# [TASK GOAL]
In the material below, take the lines from the one containing "svg-text:0: 0: [661, 370, 668, 384]" up to and including the one containing "svg-text:2: 2: [870, 370, 877, 384]", and set them out as a Markdown table with columns headed Row and Line. Skip any blank lines.
Start
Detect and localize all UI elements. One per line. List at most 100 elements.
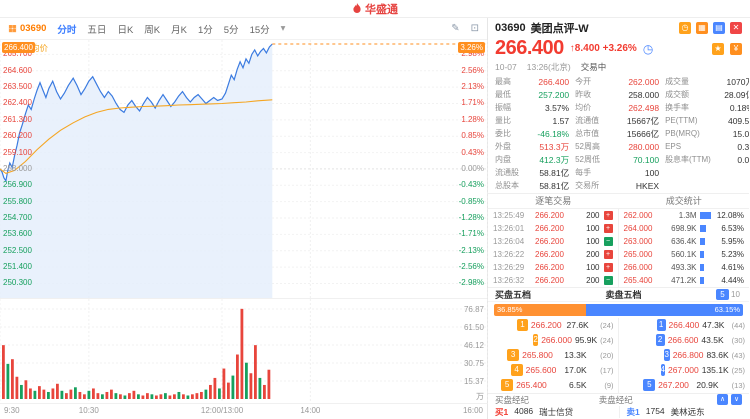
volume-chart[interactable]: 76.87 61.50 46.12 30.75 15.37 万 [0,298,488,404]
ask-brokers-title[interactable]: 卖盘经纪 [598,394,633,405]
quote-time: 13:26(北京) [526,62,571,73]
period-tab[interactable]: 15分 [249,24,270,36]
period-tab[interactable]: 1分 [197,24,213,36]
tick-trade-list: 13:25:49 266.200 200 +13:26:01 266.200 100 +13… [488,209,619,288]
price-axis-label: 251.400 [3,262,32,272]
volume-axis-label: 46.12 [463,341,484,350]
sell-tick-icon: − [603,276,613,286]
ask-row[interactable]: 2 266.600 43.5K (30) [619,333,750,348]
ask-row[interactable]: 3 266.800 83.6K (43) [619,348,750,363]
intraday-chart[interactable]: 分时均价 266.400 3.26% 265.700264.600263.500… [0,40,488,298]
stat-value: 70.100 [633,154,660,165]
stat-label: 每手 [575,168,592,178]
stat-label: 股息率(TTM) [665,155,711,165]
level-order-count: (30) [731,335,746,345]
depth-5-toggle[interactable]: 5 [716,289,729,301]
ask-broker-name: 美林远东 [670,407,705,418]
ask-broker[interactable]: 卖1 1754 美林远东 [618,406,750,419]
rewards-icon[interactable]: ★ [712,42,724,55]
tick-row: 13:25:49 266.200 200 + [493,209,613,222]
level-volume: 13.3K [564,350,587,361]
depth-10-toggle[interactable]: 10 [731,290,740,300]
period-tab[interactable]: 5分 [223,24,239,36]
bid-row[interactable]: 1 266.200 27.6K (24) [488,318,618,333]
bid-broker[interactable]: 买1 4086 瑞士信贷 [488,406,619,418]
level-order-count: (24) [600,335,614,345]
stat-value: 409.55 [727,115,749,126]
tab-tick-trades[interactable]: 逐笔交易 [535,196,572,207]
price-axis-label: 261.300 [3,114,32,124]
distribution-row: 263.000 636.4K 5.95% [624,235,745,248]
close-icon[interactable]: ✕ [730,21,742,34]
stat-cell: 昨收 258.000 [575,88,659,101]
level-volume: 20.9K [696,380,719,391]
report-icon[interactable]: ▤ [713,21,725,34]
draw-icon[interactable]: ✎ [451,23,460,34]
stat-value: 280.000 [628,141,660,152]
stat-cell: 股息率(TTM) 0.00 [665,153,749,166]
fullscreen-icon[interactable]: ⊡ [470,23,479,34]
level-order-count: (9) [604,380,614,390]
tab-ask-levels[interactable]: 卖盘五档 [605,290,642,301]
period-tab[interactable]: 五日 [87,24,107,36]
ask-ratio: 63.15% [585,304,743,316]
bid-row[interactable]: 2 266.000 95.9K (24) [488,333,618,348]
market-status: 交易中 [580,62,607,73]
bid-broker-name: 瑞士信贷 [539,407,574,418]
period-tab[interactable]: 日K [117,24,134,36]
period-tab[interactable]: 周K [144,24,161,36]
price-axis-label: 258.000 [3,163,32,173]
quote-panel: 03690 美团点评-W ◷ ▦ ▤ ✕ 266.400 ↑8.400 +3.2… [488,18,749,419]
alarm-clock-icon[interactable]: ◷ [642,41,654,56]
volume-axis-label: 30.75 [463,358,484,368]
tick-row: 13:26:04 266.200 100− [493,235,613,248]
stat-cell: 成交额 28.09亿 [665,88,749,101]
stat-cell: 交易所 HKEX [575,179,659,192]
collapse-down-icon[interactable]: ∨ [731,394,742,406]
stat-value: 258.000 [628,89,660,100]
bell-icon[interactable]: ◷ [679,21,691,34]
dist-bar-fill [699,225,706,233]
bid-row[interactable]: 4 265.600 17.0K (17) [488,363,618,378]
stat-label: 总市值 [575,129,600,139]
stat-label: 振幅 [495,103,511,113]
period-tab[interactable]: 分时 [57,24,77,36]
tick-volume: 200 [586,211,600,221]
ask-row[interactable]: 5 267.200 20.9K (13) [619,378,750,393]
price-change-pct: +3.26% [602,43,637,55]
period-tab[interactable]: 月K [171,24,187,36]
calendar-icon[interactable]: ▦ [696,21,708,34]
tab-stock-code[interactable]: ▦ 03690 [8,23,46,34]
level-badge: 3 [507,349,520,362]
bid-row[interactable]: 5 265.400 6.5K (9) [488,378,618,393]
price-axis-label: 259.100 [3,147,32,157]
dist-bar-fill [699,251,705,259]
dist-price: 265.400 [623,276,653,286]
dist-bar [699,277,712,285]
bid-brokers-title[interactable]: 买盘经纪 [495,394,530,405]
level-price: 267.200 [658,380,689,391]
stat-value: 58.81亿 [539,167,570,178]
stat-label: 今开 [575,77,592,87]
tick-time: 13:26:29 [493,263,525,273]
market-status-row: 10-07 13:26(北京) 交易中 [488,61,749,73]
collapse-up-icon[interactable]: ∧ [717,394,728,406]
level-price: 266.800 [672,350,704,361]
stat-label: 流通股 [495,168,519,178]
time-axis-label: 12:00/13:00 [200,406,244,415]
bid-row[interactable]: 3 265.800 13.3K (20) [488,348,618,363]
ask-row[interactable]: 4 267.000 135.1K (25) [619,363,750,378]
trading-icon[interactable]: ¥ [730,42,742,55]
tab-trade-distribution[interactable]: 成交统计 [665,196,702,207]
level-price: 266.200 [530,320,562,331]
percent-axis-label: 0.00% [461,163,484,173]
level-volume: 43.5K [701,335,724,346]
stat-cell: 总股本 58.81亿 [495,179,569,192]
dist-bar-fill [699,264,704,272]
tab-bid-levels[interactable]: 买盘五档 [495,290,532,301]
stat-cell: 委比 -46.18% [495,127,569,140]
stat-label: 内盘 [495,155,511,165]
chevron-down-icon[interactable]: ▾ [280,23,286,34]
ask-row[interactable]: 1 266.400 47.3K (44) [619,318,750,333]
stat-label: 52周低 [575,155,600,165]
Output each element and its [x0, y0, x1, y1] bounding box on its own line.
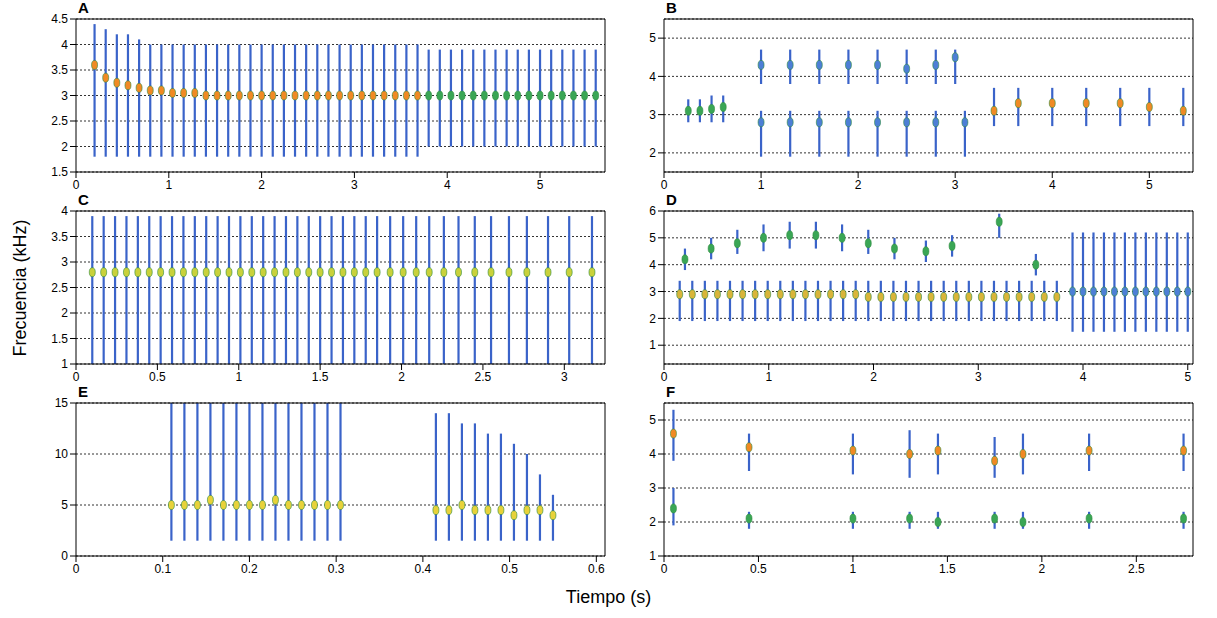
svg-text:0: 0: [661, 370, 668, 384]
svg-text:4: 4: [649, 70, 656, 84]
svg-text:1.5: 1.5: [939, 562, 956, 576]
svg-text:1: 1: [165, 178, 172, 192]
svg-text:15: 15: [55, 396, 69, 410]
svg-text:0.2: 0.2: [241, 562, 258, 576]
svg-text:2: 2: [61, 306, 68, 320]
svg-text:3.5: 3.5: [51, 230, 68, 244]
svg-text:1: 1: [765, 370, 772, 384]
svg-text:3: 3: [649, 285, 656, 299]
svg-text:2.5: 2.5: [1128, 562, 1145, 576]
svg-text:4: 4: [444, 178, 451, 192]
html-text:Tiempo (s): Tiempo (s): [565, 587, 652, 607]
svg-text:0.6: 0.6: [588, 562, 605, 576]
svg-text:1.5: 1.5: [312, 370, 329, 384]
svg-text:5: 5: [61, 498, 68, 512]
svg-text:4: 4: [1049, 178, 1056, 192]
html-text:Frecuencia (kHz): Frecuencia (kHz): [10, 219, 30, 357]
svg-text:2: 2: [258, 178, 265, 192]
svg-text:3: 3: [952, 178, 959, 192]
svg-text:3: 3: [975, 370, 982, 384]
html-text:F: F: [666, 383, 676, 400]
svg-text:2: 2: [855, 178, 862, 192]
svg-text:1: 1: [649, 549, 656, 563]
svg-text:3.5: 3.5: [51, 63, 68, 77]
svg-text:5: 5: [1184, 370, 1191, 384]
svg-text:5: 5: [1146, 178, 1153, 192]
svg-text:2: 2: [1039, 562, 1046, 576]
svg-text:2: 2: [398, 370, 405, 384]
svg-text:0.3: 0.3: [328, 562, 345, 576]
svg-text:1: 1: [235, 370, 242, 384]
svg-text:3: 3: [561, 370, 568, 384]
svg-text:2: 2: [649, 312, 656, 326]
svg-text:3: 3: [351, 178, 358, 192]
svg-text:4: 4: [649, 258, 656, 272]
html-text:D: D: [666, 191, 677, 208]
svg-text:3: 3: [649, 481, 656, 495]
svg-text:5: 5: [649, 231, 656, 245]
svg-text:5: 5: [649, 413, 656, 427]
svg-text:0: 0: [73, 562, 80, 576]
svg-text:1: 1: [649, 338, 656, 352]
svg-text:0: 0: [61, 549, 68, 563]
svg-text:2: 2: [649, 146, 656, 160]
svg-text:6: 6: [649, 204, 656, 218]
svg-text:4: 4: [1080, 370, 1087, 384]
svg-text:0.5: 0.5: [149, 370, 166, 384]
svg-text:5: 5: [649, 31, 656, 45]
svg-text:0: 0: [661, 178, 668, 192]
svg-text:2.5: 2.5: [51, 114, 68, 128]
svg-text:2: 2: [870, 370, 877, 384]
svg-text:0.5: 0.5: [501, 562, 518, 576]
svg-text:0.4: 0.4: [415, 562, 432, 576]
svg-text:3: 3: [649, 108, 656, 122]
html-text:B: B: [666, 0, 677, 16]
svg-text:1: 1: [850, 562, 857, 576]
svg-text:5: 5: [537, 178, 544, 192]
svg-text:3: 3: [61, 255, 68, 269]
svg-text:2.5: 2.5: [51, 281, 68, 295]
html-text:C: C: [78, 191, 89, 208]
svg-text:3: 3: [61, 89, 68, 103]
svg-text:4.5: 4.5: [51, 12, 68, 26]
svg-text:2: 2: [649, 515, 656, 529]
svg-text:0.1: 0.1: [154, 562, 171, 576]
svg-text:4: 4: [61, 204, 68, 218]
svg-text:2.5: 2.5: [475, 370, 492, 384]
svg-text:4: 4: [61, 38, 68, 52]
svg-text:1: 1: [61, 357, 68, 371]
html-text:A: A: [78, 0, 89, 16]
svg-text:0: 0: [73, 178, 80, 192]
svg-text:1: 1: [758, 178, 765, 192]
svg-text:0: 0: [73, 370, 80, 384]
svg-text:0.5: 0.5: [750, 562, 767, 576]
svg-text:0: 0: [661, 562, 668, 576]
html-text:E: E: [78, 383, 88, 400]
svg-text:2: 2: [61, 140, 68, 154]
End
# [FULL ANSWER]
| Row | Line |
|---|---|
| 1 | svg-text:0: 0: [661, 370, 668, 384] |
| 2 | svg-text:4: 4: [649, 70, 656, 84] |
| 3 | svg-text:1.5: 1.5: [939, 562, 956, 576] |
| 4 | svg-text:1: 1: [165, 178, 172, 192] |
| 5 | svg-text:15: 15: [55, 396, 69, 410] |
| 6 | svg-text:0.2: 0.2: [241, 562, 258, 576] |
| 7 | svg-text:2: 2: [61, 306, 68, 320] |
| 8 | svg-text:3.5: 3.5: [51, 230, 68, 244] |
| 9 | svg-text:1: 1: [765, 370, 772, 384] |
| 10 | svg-text:3: 3: [649, 285, 656, 299] |
| 11 | svg-text:2.5: 2.5: [1128, 562, 1145, 576] |
| 12 | svg-text:4: 4: [444, 178, 451, 192] |
| 13 | html-text:Tiempo (s): Tiempo (s): [565, 587, 652, 607] |
| 14 | svg-text:0.6: 0.6: [588, 562, 605, 576] |
| 15 | svg-text:1.5: 1.5: [312, 370, 329, 384] |
| 16 | svg-text:5: 5: [61, 498, 68, 512] |
| 17 | svg-text:4: 4: [1049, 178, 1056, 192] |
| 18 | html-text:Frecuencia (kHz): Frecuencia (kHz): [10, 219, 30, 357] |
| 19 | svg-text:2: 2: [258, 178, 265, 192] |
| 20 | svg-text:3: 3: [952, 178, 959, 192] |
| 21 | svg-text:3: 3: [975, 370, 982, 384] |
| 22 | html-text:F: F: [666, 383, 676, 400] |
| 23 | svg-text:2: 2: [855, 178, 862, 192] |
| 24 | svg-text:1: 1: [649, 549, 656, 563] |
| 25 | svg-text:3.5: 3.5: [51, 63, 68, 77] |
| 26 | svg-text:5: 5: [1184, 370, 1191, 384] |
| 27 | svg-text:5: 5: [1146, 178, 1153, 192] |
| 28 | svg-text:2: 2: [1039, 562, 1046, 576] |
| 29 | svg-text:2: 2: [398, 370, 405, 384] |
| 30 | svg-text:0.3: 0.3: [328, 562, 345, 576] |
| 31 | svg-text:1: 1: [235, 370, 242, 384] |
| 32 | svg-text:3: 3: [561, 370, 568, 384] |
| 33 | svg-text:2: 2: [649, 312, 656, 326] |
| 34 | svg-text:3: 3: [351, 178, 358, 192] |
| 35 | svg-text:4: 4: [649, 258, 656, 272] |
| 36 | html-text:D: D: [666, 191, 677, 208] |
| 37 | svg-text:3: 3: [649, 481, 656, 495] |
| 38 | svg-text:5: 5: [649, 231, 656, 245] |
| 39 | svg-text:5: 5: [649, 413, 656, 427] |
| 40 | svg-text:0: 0: [73, 562, 80, 576] |
| 41 | svg-text:1: 1: [649, 338, 656, 352] |
| 42 | svg-text:0: 0: [61, 549, 68, 563] |
| 43 | svg-text:2: 2: [649, 146, 656, 160] |
| 44 | svg-text:6: 6: [649, 204, 656, 218] |
| 45 | svg-text:4: 4: [1080, 370, 1087, 384] |
| 46 | svg-text:0.5: 0.5: [149, 370, 166, 384] |
| 47 | svg-text:5: 5: [649, 31, 656, 45] |
| 48 | svg-text:0: 0: [661, 178, 668, 192] |
| 49 | svg-text:2.5: 2.5: [51, 114, 68, 128] |
| 50 | svg-text:2: 2: [870, 370, 877, 384] |